### TASK STATEMENT
Scan the listing below and copy every line holding "color".

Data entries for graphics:
◇ ◇ ◇ ◇ ◇ ◇ ◇
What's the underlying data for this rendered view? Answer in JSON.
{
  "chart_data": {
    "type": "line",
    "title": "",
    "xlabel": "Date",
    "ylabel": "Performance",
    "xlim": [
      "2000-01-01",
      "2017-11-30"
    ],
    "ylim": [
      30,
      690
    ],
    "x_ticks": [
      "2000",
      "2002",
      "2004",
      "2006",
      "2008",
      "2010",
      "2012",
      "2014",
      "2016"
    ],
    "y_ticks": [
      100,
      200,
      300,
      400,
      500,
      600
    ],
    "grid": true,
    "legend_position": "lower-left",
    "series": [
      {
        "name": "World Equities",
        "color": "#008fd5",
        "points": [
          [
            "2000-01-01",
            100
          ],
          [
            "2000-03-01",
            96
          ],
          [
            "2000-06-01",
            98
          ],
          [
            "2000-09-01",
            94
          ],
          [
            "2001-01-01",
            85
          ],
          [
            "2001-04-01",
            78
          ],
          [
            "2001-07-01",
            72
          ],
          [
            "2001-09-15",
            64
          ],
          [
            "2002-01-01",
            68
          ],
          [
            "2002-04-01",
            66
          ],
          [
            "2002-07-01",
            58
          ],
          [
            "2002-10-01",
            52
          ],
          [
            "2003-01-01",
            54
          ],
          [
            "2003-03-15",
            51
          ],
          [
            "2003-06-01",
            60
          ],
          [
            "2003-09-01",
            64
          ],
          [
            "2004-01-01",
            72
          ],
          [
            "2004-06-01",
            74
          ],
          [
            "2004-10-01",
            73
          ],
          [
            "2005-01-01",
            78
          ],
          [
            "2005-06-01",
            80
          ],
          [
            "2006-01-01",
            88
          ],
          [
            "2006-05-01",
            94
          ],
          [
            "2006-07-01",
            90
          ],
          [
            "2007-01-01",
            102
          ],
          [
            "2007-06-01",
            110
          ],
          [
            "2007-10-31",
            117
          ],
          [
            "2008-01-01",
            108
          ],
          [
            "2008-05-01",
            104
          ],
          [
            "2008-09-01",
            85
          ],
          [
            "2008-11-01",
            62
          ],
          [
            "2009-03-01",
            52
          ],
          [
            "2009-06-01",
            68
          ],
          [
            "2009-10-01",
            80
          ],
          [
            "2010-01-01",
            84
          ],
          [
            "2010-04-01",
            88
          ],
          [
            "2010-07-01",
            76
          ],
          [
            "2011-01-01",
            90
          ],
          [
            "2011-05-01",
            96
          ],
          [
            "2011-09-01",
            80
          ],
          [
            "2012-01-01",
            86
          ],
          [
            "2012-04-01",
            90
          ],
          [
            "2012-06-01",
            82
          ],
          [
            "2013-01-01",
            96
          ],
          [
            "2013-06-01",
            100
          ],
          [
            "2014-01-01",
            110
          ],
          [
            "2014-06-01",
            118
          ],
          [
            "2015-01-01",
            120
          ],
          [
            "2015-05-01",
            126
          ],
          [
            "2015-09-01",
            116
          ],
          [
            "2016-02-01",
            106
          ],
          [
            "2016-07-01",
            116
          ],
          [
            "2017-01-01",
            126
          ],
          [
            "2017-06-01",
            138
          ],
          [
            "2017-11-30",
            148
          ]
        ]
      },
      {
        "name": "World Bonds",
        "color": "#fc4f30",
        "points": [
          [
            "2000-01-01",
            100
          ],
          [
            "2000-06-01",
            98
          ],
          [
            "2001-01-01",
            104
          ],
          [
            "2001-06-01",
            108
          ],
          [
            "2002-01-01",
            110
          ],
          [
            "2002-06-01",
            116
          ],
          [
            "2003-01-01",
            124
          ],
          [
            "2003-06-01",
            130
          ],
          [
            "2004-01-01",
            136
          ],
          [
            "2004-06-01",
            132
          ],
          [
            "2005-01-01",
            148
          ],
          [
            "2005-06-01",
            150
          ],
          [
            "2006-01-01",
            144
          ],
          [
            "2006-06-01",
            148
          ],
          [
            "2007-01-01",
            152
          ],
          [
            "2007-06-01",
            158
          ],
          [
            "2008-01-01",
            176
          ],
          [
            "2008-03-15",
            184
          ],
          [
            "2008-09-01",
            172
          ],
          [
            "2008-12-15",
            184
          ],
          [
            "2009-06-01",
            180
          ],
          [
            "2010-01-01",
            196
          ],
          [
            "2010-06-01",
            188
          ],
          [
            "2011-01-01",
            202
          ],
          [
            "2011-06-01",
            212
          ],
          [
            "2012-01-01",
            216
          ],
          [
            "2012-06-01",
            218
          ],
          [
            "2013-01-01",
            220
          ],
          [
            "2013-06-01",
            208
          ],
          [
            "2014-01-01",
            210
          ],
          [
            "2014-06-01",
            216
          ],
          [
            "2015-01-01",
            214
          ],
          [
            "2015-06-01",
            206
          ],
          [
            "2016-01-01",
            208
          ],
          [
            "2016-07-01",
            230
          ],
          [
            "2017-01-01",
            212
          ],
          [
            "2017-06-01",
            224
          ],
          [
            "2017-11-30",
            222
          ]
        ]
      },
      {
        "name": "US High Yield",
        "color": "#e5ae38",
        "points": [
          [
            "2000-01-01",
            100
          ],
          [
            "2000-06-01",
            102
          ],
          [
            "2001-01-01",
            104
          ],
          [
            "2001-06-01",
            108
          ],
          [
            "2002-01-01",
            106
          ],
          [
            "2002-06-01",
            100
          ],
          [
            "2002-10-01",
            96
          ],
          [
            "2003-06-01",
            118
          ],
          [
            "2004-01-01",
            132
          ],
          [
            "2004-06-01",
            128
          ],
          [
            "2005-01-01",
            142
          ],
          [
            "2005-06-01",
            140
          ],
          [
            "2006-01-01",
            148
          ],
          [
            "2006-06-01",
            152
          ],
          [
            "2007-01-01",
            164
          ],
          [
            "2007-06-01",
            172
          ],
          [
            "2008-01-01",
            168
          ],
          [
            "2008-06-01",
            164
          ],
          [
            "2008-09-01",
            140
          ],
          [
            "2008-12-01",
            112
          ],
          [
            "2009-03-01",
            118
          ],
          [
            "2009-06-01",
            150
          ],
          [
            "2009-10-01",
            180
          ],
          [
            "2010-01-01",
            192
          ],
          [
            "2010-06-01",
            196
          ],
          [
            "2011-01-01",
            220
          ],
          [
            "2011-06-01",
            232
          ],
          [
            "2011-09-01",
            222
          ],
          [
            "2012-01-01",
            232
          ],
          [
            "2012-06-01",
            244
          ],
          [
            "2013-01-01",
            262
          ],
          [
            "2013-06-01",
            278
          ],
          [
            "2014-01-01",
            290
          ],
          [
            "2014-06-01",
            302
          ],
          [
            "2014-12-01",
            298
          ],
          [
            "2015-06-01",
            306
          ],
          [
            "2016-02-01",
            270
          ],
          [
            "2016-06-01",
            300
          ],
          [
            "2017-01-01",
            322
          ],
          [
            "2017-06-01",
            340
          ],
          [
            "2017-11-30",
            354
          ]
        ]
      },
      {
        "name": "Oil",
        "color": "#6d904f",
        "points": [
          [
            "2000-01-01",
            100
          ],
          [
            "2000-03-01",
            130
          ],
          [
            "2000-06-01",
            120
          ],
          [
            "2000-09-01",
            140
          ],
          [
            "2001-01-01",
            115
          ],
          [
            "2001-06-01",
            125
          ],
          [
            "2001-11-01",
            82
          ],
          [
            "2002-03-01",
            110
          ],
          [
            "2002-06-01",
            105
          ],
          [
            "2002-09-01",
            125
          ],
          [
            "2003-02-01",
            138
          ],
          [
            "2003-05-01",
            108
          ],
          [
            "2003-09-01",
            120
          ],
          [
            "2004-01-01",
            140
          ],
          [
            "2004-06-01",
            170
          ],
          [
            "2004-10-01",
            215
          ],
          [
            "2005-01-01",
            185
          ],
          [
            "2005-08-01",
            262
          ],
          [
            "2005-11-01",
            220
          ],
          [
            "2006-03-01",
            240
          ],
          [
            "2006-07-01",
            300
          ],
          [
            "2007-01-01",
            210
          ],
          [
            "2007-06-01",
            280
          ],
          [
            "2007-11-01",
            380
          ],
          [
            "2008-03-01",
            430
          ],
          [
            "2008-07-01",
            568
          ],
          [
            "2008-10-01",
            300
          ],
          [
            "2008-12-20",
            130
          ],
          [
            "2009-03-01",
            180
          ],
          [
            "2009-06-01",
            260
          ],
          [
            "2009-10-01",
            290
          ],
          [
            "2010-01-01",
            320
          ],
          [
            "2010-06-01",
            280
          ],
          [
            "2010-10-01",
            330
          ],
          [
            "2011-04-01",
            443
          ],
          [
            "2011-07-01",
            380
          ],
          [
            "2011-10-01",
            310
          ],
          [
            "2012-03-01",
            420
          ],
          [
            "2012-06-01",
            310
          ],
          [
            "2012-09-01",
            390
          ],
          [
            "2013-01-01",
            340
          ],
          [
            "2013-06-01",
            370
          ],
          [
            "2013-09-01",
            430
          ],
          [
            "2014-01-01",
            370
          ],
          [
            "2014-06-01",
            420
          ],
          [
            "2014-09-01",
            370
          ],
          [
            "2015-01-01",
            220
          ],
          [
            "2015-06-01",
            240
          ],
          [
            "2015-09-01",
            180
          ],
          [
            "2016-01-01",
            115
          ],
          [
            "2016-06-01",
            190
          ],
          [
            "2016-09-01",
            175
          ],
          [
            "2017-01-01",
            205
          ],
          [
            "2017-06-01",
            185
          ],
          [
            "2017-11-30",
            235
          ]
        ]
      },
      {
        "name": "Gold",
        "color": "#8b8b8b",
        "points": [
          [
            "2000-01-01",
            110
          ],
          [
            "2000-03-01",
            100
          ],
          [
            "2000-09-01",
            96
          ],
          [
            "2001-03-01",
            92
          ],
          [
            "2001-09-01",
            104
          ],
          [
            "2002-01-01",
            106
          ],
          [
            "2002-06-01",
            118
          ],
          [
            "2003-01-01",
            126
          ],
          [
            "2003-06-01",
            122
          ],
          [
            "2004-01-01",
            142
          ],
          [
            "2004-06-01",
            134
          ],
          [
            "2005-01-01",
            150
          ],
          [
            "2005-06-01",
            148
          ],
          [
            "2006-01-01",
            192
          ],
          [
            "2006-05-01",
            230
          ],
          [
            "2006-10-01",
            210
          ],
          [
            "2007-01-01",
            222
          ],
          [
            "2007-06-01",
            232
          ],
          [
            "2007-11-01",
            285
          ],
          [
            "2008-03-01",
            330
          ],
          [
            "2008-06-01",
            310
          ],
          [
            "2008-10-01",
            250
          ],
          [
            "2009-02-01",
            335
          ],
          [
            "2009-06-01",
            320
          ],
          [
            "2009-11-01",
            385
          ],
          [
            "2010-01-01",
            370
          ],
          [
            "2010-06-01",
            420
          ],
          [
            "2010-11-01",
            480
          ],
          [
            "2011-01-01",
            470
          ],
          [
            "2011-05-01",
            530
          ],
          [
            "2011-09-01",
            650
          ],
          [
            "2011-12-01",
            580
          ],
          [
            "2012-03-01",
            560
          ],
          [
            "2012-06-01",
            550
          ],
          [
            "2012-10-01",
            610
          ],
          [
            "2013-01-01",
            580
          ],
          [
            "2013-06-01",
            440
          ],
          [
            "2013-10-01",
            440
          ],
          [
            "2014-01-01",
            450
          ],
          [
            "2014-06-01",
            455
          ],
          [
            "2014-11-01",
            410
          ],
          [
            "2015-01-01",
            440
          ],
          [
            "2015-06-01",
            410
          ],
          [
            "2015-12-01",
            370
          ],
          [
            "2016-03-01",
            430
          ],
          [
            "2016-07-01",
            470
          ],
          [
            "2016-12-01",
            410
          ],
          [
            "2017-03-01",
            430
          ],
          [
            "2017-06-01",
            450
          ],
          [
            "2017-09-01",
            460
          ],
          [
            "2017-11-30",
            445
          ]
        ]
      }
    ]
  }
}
◇ ◇ ◇ ◇ ◇ ◇ ◇
### COMPLETED EXERCISE
        "color": "#008fd5",
        "color": "#fc4f30",
        "color": "#e5ae38",
        "color": "#6d904f",
        "color": "#8b8b8b",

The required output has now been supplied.